CHALLENGE: Reproduce each line of the material exactly, minus any picture.

DATA SUPPLIED:
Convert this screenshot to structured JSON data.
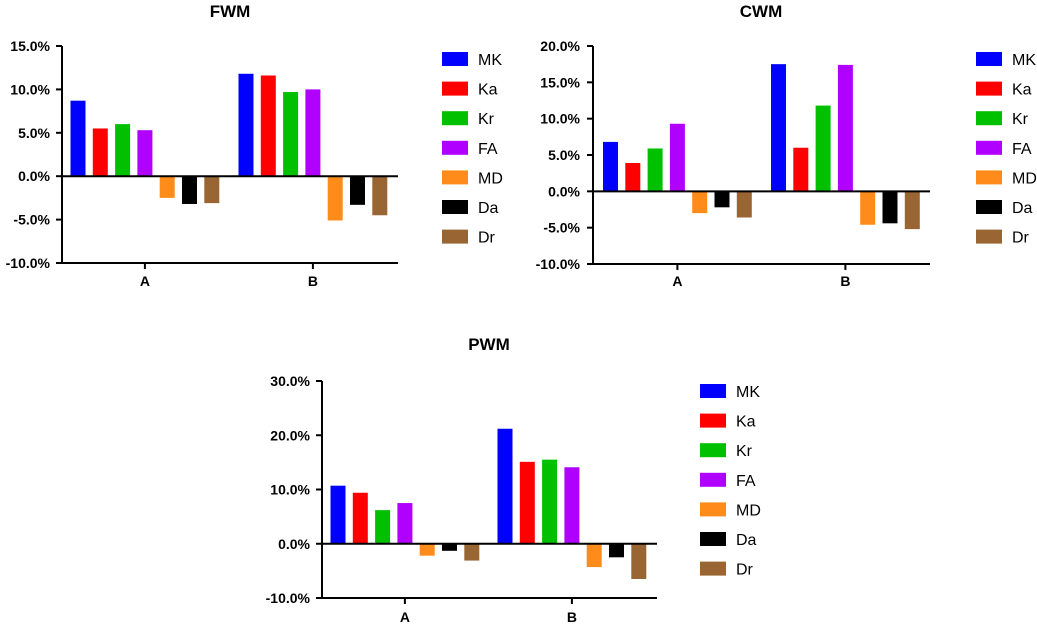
{
  "series_colors": {
    "MK": "#0000ff",
    "Ka": "#ff0000",
    "Kr": "#00c000",
    "FA": "#b000ff",
    "MD": "#ff8c1a",
    "Da": "#000000",
    "Dr": "#996633"
  },
  "chart_data": [
    {
      "type": "bar",
      "title": "FWM",
      "categories": [
        "A",
        "B"
      ],
      "ylim": [
        -10,
        15
      ],
      "yticks": [
        -10,
        -5,
        0,
        5,
        10,
        15
      ],
      "ytick_labels": [
        "-10.0%",
        "-5.0%",
        "0.0%",
        "5.0%",
        "10.0%",
        "15.0%"
      ],
      "series": [
        {
          "name": "MK",
          "values": [
            8.7,
            11.8
          ]
        },
        {
          "name": "Ka",
          "values": [
            5.5,
            11.6
          ]
        },
        {
          "name": "Kr",
          "values": [
            6.0,
            9.7
          ]
        },
        {
          "name": "FA",
          "values": [
            5.3,
            10.0
          ]
        },
        {
          "name": "MD",
          "values": [
            -2.5,
            -5.1
          ]
        },
        {
          "name": "Da",
          "values": [
            -3.2,
            -3.3
          ]
        },
        {
          "name": "Dr",
          "values": [
            -3.1,
            -4.5
          ]
        }
      ]
    },
    {
      "type": "bar",
      "title": "CWM",
      "categories": [
        "A",
        "B"
      ],
      "ylim": [
        -10,
        20
      ],
      "yticks": [
        -10,
        -5,
        0,
        5,
        10,
        15,
        20
      ],
      "ytick_labels": [
        "-10.0%",
        "-5.0%",
        "0.0%",
        "5.0%",
        "10.0%",
        "15.0%",
        "20.0%"
      ],
      "series": [
        {
          "name": "MK",
          "values": [
            6.8,
            17.5
          ]
        },
        {
          "name": "Ka",
          "values": [
            3.9,
            6.0
          ]
        },
        {
          "name": "Kr",
          "values": [
            5.9,
            11.8
          ]
        },
        {
          "name": "FA",
          "values": [
            9.3,
            17.4
          ]
        },
        {
          "name": "MD",
          "values": [
            -3.0,
            -4.6
          ]
        },
        {
          "name": "Da",
          "values": [
            -2.2,
            -4.4
          ]
        },
        {
          "name": "Dr",
          "values": [
            -3.6,
            -5.2
          ]
        }
      ]
    },
    {
      "type": "bar",
      "title": "PWM",
      "categories": [
        "A",
        "B"
      ],
      "ylim": [
        -10,
        30
      ],
      "yticks": [
        -10,
        0,
        10,
        20,
        30
      ],
      "ytick_labels": [
        "-10.0%",
        "0.0%",
        "10.0%",
        "20.0%",
        "30.0%"
      ],
      "series": [
        {
          "name": "MK",
          "values": [
            10.7,
            21.2
          ]
        },
        {
          "name": "Ka",
          "values": [
            9.4,
            15.1
          ]
        },
        {
          "name": "Kr",
          "values": [
            6.2,
            15.5
          ]
        },
        {
          "name": "FA",
          "values": [
            7.5,
            14.1
          ]
        },
        {
          "name": "MD",
          "values": [
            -2.2,
            -4.3
          ]
        },
        {
          "name": "Da",
          "values": [
            -1.3,
            -2.5
          ]
        },
        {
          "name": "Dr",
          "values": [
            -3.1,
            -6.5
          ]
        }
      ]
    }
  ]
}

WRITTEN SOLUTION:
Convert this screenshot to structured JSON data.
{
  "series_colors": {
    "MK": "#0000ff",
    "Ka": "#ff0000",
    "Kr": "#00c000",
    "FA": "#b000ff",
    "MD": "#ff8c1a",
    "Da": "#000000",
    "Dr": "#996633"
  },
  "chart_data": [
    {
      "type": "bar",
      "title": "FWM",
      "categories": [
        "A",
        "B"
      ],
      "ylim": [
        -10,
        15
      ],
      "yticks": [
        -10,
        -5,
        0,
        5,
        10,
        15
      ],
      "ytick_labels": [
        "-10.0%",
        "-5.0%",
        "0.0%",
        "5.0%",
        "10.0%",
        "15.0%"
      ],
      "series": [
        {
          "name": "MK",
          "values": [
            8.7,
            11.8
          ]
        },
        {
          "name": "Ka",
          "values": [
            5.5,
            11.6
          ]
        },
        {
          "name": "Kr",
          "values": [
            6.0,
            9.7
          ]
        },
        {
          "name": "FA",
          "values": [
            5.3,
            10.0
          ]
        },
        {
          "name": "MD",
          "values": [
            -2.5,
            -5.1
          ]
        },
        {
          "name": "Da",
          "values": [
            -3.2,
            -3.3
          ]
        },
        {
          "name": "Dr",
          "values": [
            -3.1,
            -4.5
          ]
        }
      ]
    },
    {
      "type": "bar",
      "title": "CWM",
      "categories": [
        "A",
        "B"
      ],
      "ylim": [
        -10,
        20
      ],
      "yticks": [
        -10,
        -5,
        0,
        5,
        10,
        15,
        20
      ],
      "ytick_labels": [
        "-10.0%",
        "-5.0%",
        "0.0%",
        "5.0%",
        "10.0%",
        "15.0%",
        "20.0%"
      ],
      "series": [
        {
          "name": "MK",
          "values": [
            6.8,
            17.5
          ]
        },
        {
          "name": "Ka",
          "values": [
            3.9,
            6.0
          ]
        },
        {
          "name": "Kr",
          "values": [
            5.9,
            11.8
          ]
        },
        {
          "name": "FA",
          "values": [
            9.3,
            17.4
          ]
        },
        {
          "name": "MD",
          "values": [
            -3.0,
            -4.6
          ]
        },
        {
          "name": "Da",
          "values": [
            -2.2,
            -4.4
          ]
        },
        {
          "name": "Dr",
          "values": [
            -3.6,
            -5.2
          ]
        }
      ]
    },
    {
      "type": "bar",
      "title": "PWM",
      "categories": [
        "A",
        "B"
      ],
      "ylim": [
        -10,
        30
      ],
      "yticks": [
        -10,
        0,
        10,
        20,
        30
      ],
      "ytick_labels": [
        "-10.0%",
        "0.0%",
        "10.0%",
        "20.0%",
        "30.0%"
      ],
      "series": [
        {
          "name": "MK",
          "values": [
            10.7,
            21.2
          ]
        },
        {
          "name": "Ka",
          "values": [
            9.4,
            15.1
          ]
        },
        {
          "name": "Kr",
          "values": [
            6.2,
            15.5
          ]
        },
        {
          "name": "FA",
          "values": [
            7.5,
            14.1
          ]
        },
        {
          "name": "MD",
          "values": [
            -2.2,
            -4.3
          ]
        },
        {
          "name": "Da",
          "values": [
            -1.3,
            -2.5
          ]
        },
        {
          "name": "Dr",
          "values": [
            -3.1,
            -6.5
          ]
        }
      ]
    }
  ]
}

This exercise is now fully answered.